** START OF PROVIDED RECORDS **

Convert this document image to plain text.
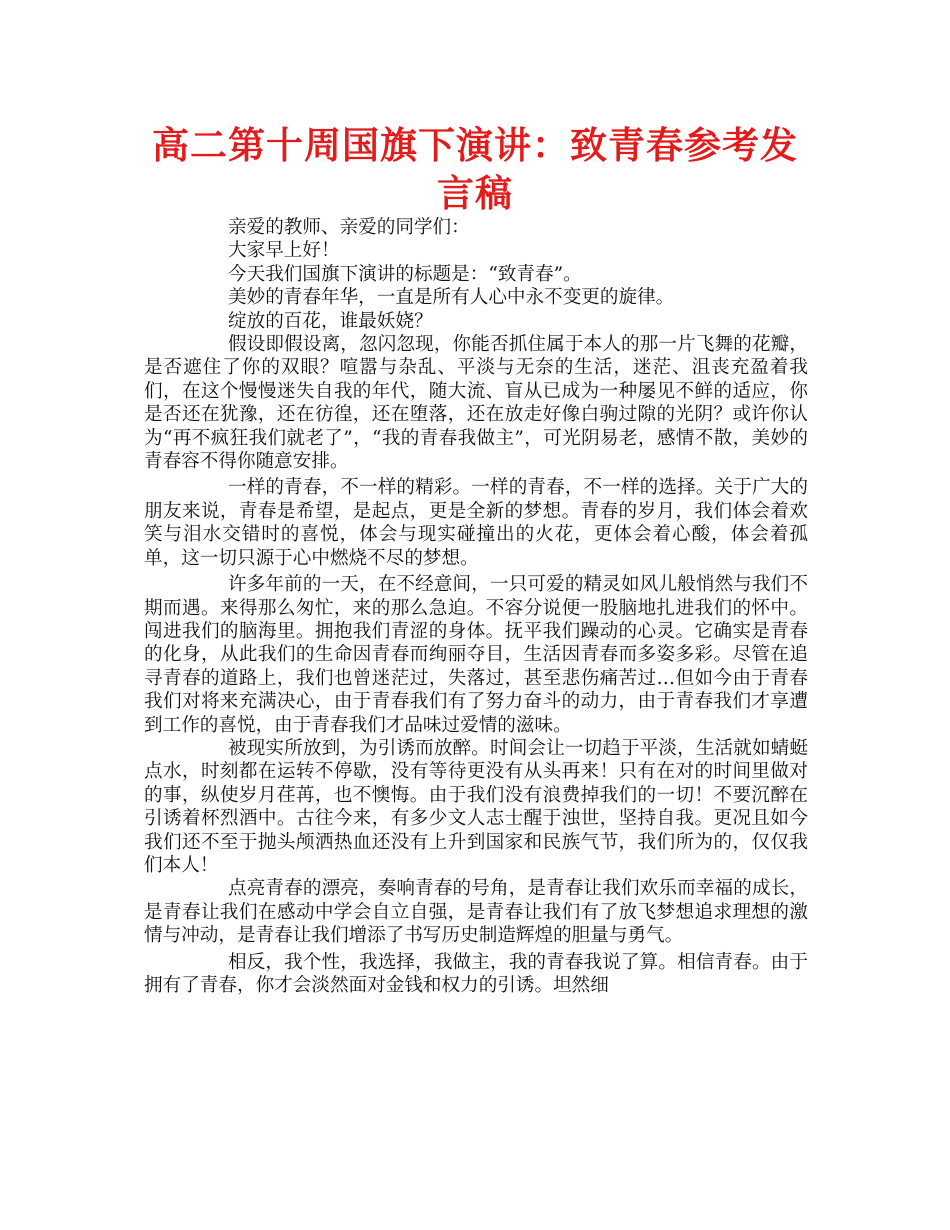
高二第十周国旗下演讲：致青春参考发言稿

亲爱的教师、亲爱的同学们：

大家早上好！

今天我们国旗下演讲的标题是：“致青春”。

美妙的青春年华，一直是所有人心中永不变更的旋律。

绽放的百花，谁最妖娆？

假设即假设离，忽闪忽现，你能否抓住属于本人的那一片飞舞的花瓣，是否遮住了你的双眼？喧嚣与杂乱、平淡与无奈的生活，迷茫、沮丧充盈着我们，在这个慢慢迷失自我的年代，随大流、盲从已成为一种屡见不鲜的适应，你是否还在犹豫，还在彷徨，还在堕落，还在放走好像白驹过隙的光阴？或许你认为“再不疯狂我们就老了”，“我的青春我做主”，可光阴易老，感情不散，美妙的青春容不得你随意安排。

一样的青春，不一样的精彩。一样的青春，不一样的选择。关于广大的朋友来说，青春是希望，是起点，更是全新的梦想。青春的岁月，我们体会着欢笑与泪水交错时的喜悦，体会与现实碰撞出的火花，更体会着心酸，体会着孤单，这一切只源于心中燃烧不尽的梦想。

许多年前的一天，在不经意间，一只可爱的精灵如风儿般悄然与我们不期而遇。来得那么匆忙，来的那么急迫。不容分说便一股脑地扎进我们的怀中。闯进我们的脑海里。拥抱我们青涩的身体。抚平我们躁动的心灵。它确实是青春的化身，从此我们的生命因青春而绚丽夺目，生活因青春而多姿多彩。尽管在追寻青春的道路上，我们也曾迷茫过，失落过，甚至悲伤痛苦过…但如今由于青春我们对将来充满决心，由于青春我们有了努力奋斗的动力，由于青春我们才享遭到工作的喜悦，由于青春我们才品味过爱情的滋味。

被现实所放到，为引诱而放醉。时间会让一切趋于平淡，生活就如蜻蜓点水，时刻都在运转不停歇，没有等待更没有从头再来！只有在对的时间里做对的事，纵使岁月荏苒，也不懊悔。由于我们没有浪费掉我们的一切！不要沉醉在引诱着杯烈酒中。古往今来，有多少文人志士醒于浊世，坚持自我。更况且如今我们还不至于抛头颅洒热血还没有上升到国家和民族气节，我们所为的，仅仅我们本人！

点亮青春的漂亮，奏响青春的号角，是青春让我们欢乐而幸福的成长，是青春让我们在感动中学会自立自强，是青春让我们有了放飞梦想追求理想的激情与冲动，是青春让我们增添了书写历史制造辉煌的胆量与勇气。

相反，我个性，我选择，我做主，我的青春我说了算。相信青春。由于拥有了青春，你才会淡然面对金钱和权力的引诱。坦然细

** END OF PROVIDED RECORDS **

**REQUIRED WORK**
All the material shown above is to be copied exactly, with no pictures carried over.

**RESPONSE FOR THIS EXERCISE**
Convert this document image to plain text.
高二第十周国旗下演讲：致青春参考发言稿

亲爱的教师、亲爱的同学们：

大家早上好！

今天我们国旗下演讲的标题是：“致青春”。

美妙的青春年华，一直是所有人心中永不变更的旋律。

绽放的百花，谁最妖娆？

假设即假设离，忽闪忽现，你能否抓住属于本人的那一片飞舞的花瓣，是否遮住了你的双眼？喧嚣与杂乱、平淡与无奈的生活，迷茫、沮丧充盈着我们，在这个慢慢迷失自我的年代，随大流、盲从已成为一种屡见不鲜的适应，你是否还在犹豫，还在彷徨，还在堕落，还在放走好像白驹过隙的光阴？或许你认为“再不疯狂我们就老了”，“我的青春我做主”，可光阴易老，感情不散，美妙的青春容不得你随意安排。

一样的青春，不一样的精彩。一样的青春，不一样的选择。关于广大的朋友来说，青春是希望，是起点，更是全新的梦想。青春的岁月，我们体会着欢笑与泪水交错时的喜悦，体会与现实碰撞出的火花，更体会着心酸，体会着孤单，这一切只源于心中燃烧不尽的梦想。

许多年前的一天，在不经意间，一只可爱的精灵如风儿般悄然与我们不期而遇。来得那么匆忙，来的那么急迫。不容分说便一股脑地扎进我们的怀中。闯进我们的脑海里。拥抱我们青涩的身体。抚平我们躁动的心灵。它确实是青春的化身，从此我们的生命因青春而绚丽夺目，生活因青春而多姿多彩。尽管在追寻青春的道路上，我们也曾迷茫过，失落过，甚至悲伤痛苦过…但如今由于青春我们对将来充满决心，由于青春我们有了努力奋斗的动力，由于青春我们才享遭到工作的喜悦，由于青春我们才品味过爱情的滋味。

被现实所放到，为引诱而放醉。时间会让一切趋于平淡，生活就如蜻蜓点水，时刻都在运转不停歇，没有等待更没有从头再来！只有在对的时间里做对的事，纵使岁月荏苒，也不懊悔。由于我们没有浪费掉我们的一切！不要沉醉在引诱着杯烈酒中。古往今来，有多少文人志士醒于浊世，坚持自我。更况且如今我们还不至于抛头颅洒热血还没有上升到国家和民族气节，我们所为的，仅仅我们本人！

点亮青春的漂亮，奏响青春的号角，是青春让我们欢乐而幸福的成长，是青春让我们在感动中学会自立自强，是青春让我们有了放飞梦想追求理想的激情与冲动，是青春让我们增添了书写历史制造辉煌的胆量与勇气。

相反，我个性，我选择，我做主，我的青春我说了算。相信青春。由于拥有了青春，你才会淡然面对金钱和权力的引诱。坦然细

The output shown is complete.